REQUEST:
Are you able to retype all the records below exactly?

Dataset rows about figures:
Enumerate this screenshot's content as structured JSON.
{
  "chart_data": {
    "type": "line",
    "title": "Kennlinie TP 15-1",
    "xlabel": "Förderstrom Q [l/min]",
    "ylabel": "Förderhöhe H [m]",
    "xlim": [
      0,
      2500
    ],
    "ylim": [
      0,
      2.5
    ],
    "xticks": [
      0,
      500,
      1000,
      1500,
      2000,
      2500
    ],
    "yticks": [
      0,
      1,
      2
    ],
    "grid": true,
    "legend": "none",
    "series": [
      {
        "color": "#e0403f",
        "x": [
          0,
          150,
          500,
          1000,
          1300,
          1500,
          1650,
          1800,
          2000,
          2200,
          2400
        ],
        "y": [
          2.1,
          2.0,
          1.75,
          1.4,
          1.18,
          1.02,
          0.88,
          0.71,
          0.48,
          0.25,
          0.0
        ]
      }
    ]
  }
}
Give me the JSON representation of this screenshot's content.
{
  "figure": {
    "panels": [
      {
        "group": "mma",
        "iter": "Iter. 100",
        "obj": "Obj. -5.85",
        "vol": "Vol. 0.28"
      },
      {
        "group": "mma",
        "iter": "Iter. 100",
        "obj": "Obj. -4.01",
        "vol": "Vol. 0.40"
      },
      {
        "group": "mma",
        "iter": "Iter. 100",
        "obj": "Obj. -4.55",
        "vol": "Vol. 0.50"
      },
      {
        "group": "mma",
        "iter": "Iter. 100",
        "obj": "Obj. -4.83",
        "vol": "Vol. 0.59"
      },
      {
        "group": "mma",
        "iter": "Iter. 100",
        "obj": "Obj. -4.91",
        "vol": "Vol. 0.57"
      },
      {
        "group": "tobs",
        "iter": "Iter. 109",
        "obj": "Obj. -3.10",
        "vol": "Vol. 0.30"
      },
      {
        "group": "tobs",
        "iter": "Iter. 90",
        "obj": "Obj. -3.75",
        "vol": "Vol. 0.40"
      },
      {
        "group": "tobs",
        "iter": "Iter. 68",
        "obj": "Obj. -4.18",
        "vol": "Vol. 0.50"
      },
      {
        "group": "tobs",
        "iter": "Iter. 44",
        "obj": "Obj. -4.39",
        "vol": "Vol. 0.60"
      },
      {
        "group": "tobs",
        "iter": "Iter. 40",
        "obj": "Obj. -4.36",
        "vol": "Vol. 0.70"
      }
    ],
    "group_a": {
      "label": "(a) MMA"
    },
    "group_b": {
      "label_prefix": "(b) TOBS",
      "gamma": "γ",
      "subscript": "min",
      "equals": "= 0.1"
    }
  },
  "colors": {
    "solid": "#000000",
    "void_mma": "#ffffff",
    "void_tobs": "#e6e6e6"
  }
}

SOLUTION BELOW:
Enumerate this screenshot's content as structured JSON.
{
  "chart_data": {
    "type": "line",
    "title": "Kennlinie TP 15-1",
    "xlabel": "Förderstrom Q [l/min]",
    "ylabel": "Förderhöhe H [m]",
    "xlim": [
      0,
      2500
    ],
    "ylim": [
      0,
      2.5
    ],
    "xticks": [
      0,
      500,
      1000,
      1500,
      2000,
      2500
    ],
    "yticks": [
      0,
      1,
      2
    ],
    "grid": true,
    "legend": "none",
    "series": [
      {
        "color": "#e0403f",
        "x": [
          0,
          150,
          500,
          1000,
          1300,
          1500,
          1650,
          1800,
          2000,
          2200,
          2400
        ],
        "y": [
          2.1,
          2.0,
          1.75,
          1.4,
          1.18,
          1.02,
          0.88,
          0.71,
          0.48,
          0.25,
          0.0
        ]
      }
    ]
  }
}
Give me the JSON representation of this screenshot's content.
{
  "figure": {
    "panels": [
      {
        "group": "mma",
        "iter": "Iter. 100",
        "obj": "Obj. -5.85",
        "vol": "Vol. 0.28"
      },
      {
        "group": "mma",
        "iter": "Iter. 100",
        "obj": "Obj. -4.01",
        "vol": "Vol. 0.40"
      },
      {
        "group": "mma",
        "iter": "Iter. 100",
        "obj": "Obj. -4.55",
        "vol": "Vol. 0.50"
      },
      {
        "group": "mma",
        "iter": "Iter. 100",
        "obj": "Obj. -4.83",
        "vol": "Vol. 0.59"
      },
      {
        "group": "mma",
        "iter": "Iter. 100",
        "obj": "Obj. -4.91",
        "vol": "Vol. 0.57"
      },
      {
        "group": "tobs",
        "iter": "Iter. 109",
        "obj": "Obj. -3.10",
        "vol": "Vol. 0.30"
      },
      {
        "group": "tobs",
        "iter": "Iter. 90",
        "obj": "Obj. -3.75",
        "vol": "Vol. 0.40"
      },
      {
        "group": "tobs",
        "iter": "Iter. 68",
        "obj": "Obj. -4.18",
        "vol": "Vol. 0.50"
      },
      {
        "group": "tobs",
        "iter": "Iter. 44",
        "obj": "Obj. -4.39",
        "vol": "Vol. 0.60"
      },
      {
        "group": "tobs",
        "iter": "Iter. 40",
        "obj": "Obj. -4.36",
        "vol": "Vol. 0.70"
      }
    ],
    "group_a": {
      "label": "(a) MMA"
    },
    "group_b": {
      "label_prefix": "(b) TOBS",
      "gamma": "γ",
      "subscript": "min",
      "equals": "= 0.1"
    }
  },
  "colors": {
    "solid": "#000000",
    "void_mma": "#ffffff",
    "void_tobs": "#e6e6e6"
  }
}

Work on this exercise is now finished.